Data extracted from a collection
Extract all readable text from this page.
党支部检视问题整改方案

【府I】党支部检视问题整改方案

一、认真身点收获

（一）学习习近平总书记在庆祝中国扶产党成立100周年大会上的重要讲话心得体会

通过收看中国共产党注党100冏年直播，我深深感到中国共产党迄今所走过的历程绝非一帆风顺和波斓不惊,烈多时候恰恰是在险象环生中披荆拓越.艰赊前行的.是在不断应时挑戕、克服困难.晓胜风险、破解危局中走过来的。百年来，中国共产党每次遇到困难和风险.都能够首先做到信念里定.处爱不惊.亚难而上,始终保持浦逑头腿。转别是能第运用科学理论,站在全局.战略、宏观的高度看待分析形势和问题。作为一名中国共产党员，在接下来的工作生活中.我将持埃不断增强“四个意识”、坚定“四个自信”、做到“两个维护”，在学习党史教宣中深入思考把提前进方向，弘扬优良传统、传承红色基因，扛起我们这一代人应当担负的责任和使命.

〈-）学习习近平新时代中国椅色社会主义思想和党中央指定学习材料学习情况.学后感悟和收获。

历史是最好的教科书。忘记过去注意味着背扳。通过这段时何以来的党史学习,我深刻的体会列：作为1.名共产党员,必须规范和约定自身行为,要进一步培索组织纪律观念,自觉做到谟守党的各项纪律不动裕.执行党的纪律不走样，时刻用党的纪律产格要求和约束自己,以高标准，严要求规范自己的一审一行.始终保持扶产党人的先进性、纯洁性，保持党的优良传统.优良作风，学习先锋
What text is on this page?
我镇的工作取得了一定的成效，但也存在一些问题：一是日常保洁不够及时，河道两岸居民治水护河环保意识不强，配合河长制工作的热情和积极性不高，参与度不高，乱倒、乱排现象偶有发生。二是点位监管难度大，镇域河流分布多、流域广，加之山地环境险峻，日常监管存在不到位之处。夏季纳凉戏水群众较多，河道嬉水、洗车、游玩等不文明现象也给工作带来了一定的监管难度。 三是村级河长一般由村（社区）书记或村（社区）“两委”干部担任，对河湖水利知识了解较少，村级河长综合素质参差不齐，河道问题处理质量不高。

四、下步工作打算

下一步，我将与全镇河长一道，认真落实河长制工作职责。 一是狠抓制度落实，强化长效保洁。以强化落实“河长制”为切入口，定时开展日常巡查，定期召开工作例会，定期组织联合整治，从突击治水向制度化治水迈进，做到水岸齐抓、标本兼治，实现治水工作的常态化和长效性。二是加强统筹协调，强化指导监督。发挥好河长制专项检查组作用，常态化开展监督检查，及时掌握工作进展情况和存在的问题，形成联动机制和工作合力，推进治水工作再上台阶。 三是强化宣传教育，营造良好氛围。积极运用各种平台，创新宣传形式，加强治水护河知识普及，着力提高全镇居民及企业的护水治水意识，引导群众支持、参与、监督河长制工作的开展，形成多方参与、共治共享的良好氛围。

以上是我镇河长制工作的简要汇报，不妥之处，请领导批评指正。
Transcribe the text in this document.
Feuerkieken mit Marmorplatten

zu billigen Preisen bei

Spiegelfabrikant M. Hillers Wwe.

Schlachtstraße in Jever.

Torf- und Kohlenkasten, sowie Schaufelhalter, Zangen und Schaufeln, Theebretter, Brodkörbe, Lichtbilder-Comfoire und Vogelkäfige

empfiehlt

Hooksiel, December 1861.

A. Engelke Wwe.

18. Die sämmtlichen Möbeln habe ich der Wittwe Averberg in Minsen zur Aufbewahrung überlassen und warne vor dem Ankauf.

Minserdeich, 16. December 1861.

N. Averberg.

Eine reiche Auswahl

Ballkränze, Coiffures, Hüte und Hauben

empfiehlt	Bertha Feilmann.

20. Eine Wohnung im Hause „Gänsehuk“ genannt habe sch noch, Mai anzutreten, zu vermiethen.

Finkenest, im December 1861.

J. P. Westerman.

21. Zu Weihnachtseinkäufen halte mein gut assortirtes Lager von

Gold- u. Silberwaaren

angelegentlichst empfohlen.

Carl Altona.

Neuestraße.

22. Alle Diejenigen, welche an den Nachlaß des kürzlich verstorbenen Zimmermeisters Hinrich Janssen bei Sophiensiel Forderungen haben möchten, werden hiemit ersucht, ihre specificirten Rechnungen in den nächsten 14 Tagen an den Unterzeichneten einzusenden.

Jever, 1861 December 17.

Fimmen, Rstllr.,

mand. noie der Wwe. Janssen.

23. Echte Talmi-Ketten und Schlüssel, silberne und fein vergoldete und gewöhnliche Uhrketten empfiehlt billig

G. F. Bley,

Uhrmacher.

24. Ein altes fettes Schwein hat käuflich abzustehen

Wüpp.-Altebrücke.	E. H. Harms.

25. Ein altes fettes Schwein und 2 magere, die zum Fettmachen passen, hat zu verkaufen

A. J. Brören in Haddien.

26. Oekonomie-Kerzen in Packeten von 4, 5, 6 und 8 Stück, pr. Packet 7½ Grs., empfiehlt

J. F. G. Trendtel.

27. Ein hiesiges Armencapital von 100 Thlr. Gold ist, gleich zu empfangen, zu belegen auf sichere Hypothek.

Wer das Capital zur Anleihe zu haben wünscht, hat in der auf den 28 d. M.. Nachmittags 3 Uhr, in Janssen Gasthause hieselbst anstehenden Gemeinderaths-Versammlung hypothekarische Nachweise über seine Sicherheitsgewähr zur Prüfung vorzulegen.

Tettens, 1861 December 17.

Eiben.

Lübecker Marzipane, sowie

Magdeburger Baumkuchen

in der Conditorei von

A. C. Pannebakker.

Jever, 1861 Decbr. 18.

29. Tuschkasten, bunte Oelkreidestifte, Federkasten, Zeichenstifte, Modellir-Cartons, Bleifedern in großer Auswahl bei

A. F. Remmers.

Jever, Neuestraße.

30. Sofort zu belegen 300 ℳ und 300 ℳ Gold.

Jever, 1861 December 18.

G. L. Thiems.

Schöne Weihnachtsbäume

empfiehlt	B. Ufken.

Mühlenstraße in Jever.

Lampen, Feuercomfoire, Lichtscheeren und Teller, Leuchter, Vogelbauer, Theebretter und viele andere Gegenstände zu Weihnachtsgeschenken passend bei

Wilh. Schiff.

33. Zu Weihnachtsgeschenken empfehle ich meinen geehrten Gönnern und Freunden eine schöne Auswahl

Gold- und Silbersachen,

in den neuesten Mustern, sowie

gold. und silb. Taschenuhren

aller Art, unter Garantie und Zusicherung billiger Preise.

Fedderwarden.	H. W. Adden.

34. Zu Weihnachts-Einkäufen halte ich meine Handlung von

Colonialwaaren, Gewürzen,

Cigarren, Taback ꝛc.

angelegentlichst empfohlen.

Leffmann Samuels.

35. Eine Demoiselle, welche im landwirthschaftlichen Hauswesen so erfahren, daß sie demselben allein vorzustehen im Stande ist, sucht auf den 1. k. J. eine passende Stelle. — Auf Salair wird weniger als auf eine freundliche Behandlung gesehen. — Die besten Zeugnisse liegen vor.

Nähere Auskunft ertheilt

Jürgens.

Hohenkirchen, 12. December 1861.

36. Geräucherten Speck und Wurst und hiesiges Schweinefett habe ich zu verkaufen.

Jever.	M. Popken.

§ **PROBLEM STATEMENT**: The records above should all be quoted exactly, please.

§ **ANSWER BELOW**:
Extract all readable text from this page.
党支部检视问题整改方案

【府I】党支部检视问题整改方案

一、认真身点收获

（一）学习习近平总书记在庆祝中国扶产党成立100周年大会上的重要讲话心得体会

通过收看中国共产党注党100冏年直播，我深深感到中国共产党迄今所走过的历程绝非一帆风顺和波斓不惊,烈多时候恰恰是在险象环生中披荆拓越.艰赊前行的.是在不断应时挑戕、克服困难.晓胜风险、破解危局中走过来的。百年来，中国共产党每次遇到困难和风险.都能够首先做到信念里定.处爱不惊.亚难而上,始终保持浦逑头腿。转别是能第运用科学理论,站在全局.战略、宏观的高度看待分析形势和问题。作为一名中国共产党员，在接下来的工作生活中.我将持埃不断增强“四个意识”、坚定“四个自信”、做到“两个维护”，在学习党史教宣中深入思考把提前进方向，弘扬优良传统、传承红色基因，扛起我们这一代人应当担负的责任和使命.

〈-）学习习近平新时代中国椅色社会主义思想和党中央指定学习材料学习情况.学后感悟和收获。

历史是最好的教科书。忘记过去注意味着背扳。通过这段时何以来的党史学习,我深刻的体会列：作为1.名共产党员,必须规范和约定自身行为,要进一步培索组织纪律观念,自觉做到谟守党的各项纪律不动裕.执行党的纪律不走样，时刻用党的纪律产格要求和约束自己,以高标准，严要求规范自己的一审一行.始终保持扶产党人的先进性、纯洁性，保持党的优良传统.优良作风，学习先锋
What text is on this page?
我镇的工作取得了一定的成效，但也存在一些问题：一是日常保洁不够及时，河道两岸居民治水护河环保意识不强，配合河长制工作的热情和积极性不高，参与度不高，乱倒、乱排现象偶有发生。二是点位监管难度大，镇域河流分布多、流域广，加之山地环境险峻，日常监管存在不到位之处。夏季纳凉戏水群众较多，河道嬉水、洗车、游玩等不文明现象也给工作带来了一定的监管难度。 三是村级河长一般由村（社区）书记或村（社区）“两委”干部担任，对河湖水利知识了解较少，村级河长综合素质参差不齐，河道问题处理质量不高。

四、下步工作打算

下一步，我将与全镇河长一道，认真落实河长制工作职责。 一是狠抓制度落实，强化长效保洁。以强化落实“河长制”为切入口，定时开展日常巡查，定期召开工作例会，定期组织联合整治，从突击治水向制度化治水迈进，做到水岸齐抓、标本兼治，实现治水工作的常态化和长效性。二是加强统筹协调，强化指导监督。发挥好河长制专项检查组作用，常态化开展监督检查，及时掌握工作进展情况和存在的问题，形成联动机制和工作合力，推进治水工作再上台阶。 三是强化宣传教育，营造良好氛围。积极运用各种平台，创新宣传形式，加强治水护河知识普及，着力提高全镇居民及企业的护水治水意识，引导群众支持、参与、监督河长制工作的开展，形成多方参与、共治共享的良好氛围。

以上是我镇河长制工作的简要汇报，不妥之处，请领导批评指正。
Transcribe the text in this document.
Feuerkieken mit Marmorplatten

zu billigen Preisen bei

Spiegelfabrikant M. Hillers Wwe.

Schlachtstraße in Jever.

Torf- und Kohlenkasten, sowie Schaufelhalter, Zangen und Schaufeln, Theebretter, Brodkörbe, Lichtbilder-Comfoire und Vogelkäfige

empfiehlt

Hooksiel, December 1861.

A. Engelke Wwe.

18. Die sämmtlichen Möbeln habe ich der Wittwe Averberg in Minsen zur Aufbewahrung überlassen und warne vor dem Ankauf.

Minserdeich, 16. December 1861.

N. Averberg.

Eine reiche Auswahl

Ballkränze, Coiffures, Hüte und Hauben

empfiehlt	Bertha Feilmann.

20. Eine Wohnung im Hause „Gänsehuk“ genannt habe sch noch, Mai anzutreten, zu vermiethen.

Finkenest, im December 1861.

J. P. Westerman.

21. Zu Weihnachtseinkäufen halte mein gut assortirtes Lager von

Gold- u. Silberwaaren

angelegentlichst empfohlen.

Carl Altona.

Neuestraße.

22. Alle Diejenigen, welche an den Nachlaß des kürzlich verstorbenen Zimmermeisters Hinrich Janssen bei Sophiensiel Forderungen haben möchten, werden hiemit ersucht, ihre specificirten Rechnungen in den nächsten 14 Tagen an den Unterzeichneten einzusenden.

Jever, 1861 December 17.

Fimmen, Rstllr.,

mand. noie der Wwe. Janssen.

23. Echte Talmi-Ketten und Schlüssel, silberne und fein vergoldete und gewöhnliche Uhrketten empfiehlt billig

G. F. Bley,

Uhrmacher.

24. Ein altes fettes Schwein hat käuflich abzustehen

Wüpp.-Altebrücke.	E. H. Harms.

25. Ein altes fettes Schwein und 2 magere, die zum Fettmachen passen, hat zu verkaufen

A. J. Brören in Haddien.

26. Oekonomie-Kerzen in Packeten von 4, 5, 6 und 8 Stück, pr. Packet 7½ Grs., empfiehlt

J. F. G. Trendtel.

27. Ein hiesiges Armencapital von 100 Thlr. Gold ist, gleich zu empfangen, zu belegen auf sichere Hypothek.

Wer das Capital zur Anleihe zu haben wünscht, hat in der auf den 28 d. M.. Nachmittags 3 Uhr, in Janssen Gasthause hieselbst anstehenden Gemeinderaths-Versammlung hypothekarische Nachweise über seine Sicherheitsgewähr zur Prüfung vorzulegen.

Tettens, 1861 December 17.

Eiben.

Lübecker Marzipane, sowie

Magdeburger Baumkuchen

in der Conditorei von

A. C. Pannebakker.

Jever, 1861 Decbr. 18.

29. Tuschkasten, bunte Oelkreidestifte, Federkasten, Zeichenstifte, Modellir-Cartons, Bleifedern in großer Auswahl bei

A. F. Remmers.

Jever, Neuestraße.

30. Sofort zu belegen 300 ℳ und 300 ℳ Gold.

Jever, 1861 December 18.

G. L. Thiems.

Schöne Weihnachtsbäume

empfiehlt	B. Ufken.

Mühlenstraße in Jever.

Lampen, Feuercomfoire, Lichtscheeren und Teller, Leuchter, Vogelbauer, Theebretter und viele andere Gegenstände zu Weihnachtsgeschenken passend bei

Wilh. Schiff.

33. Zu Weihnachtsgeschenken empfehle ich meinen geehrten Gönnern und Freunden eine schöne Auswahl

Gold- und Silbersachen,

in den neuesten Mustern, sowie

gold. und silb. Taschenuhren

aller Art, unter Garantie und Zusicherung billiger Preise.

Fedderwarden.	H. W. Adden.

34. Zu Weihnachts-Einkäufen halte ich meine Handlung von

Colonialwaaren, Gewürzen,

Cigarren, Taback ꝛc.

angelegentlichst empfohlen.

Leffmann Samuels.

35. Eine Demoiselle, welche im landwirthschaftlichen Hauswesen so erfahren, daß sie demselben allein vorzustehen im Stande ist, sucht auf den 1. k. J. eine passende Stelle. — Auf Salair wird weniger als auf eine freundliche Behandlung gesehen. — Die besten Zeugnisse liegen vor.

Nähere Auskunft ertheilt

Jürgens.

Hohenkirchen, 12. December 1861.

36. Geräucherten Speck und Wurst und hiesiges Schweinefett habe ich zu verkaufen.

Jever.	M. Popken.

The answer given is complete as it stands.